Gather all lines from the material that contain "Número".

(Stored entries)
----

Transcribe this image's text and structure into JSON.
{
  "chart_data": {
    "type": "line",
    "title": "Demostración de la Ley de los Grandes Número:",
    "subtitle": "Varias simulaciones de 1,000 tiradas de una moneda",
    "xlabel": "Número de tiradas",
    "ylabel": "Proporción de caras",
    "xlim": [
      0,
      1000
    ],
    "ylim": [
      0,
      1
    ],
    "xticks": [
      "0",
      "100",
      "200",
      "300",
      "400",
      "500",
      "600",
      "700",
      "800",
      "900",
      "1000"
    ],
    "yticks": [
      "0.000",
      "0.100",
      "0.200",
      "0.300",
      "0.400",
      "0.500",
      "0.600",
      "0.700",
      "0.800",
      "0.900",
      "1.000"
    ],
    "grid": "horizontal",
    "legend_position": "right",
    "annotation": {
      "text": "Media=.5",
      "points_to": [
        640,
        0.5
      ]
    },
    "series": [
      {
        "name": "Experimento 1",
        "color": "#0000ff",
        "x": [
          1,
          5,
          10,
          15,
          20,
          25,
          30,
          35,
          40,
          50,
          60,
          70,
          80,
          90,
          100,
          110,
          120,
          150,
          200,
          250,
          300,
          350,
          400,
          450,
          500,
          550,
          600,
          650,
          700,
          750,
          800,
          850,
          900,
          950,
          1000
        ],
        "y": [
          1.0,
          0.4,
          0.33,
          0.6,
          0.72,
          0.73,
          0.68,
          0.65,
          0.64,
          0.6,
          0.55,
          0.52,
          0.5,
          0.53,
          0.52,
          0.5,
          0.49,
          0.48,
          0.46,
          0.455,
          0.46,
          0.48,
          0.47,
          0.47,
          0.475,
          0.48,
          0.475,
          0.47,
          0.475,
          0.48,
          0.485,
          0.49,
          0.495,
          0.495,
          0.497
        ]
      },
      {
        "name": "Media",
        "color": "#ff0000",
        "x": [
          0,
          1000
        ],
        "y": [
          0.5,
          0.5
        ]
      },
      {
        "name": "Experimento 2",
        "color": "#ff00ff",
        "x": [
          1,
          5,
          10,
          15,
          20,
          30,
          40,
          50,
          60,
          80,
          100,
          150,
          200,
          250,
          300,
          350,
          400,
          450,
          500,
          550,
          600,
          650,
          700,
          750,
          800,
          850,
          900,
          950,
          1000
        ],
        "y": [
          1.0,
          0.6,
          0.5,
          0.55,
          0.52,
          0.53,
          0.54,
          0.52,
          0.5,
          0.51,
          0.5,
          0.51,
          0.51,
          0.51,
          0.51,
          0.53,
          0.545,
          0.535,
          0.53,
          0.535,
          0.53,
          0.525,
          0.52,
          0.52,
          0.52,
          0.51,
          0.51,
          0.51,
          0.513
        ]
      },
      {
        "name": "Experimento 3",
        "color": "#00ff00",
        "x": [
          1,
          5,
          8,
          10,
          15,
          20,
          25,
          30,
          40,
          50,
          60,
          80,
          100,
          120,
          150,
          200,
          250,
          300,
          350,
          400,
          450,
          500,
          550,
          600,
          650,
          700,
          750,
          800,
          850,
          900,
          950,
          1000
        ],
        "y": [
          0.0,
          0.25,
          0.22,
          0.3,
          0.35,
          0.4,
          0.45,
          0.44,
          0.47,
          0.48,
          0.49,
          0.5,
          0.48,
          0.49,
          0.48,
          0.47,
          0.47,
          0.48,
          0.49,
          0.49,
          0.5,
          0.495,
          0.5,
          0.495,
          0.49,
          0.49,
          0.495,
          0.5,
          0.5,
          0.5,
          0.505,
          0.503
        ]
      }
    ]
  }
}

----

The output —
    "title": "Demostración de la Ley de los Grandes Número:",
    "xlabel": "Número de tiradas",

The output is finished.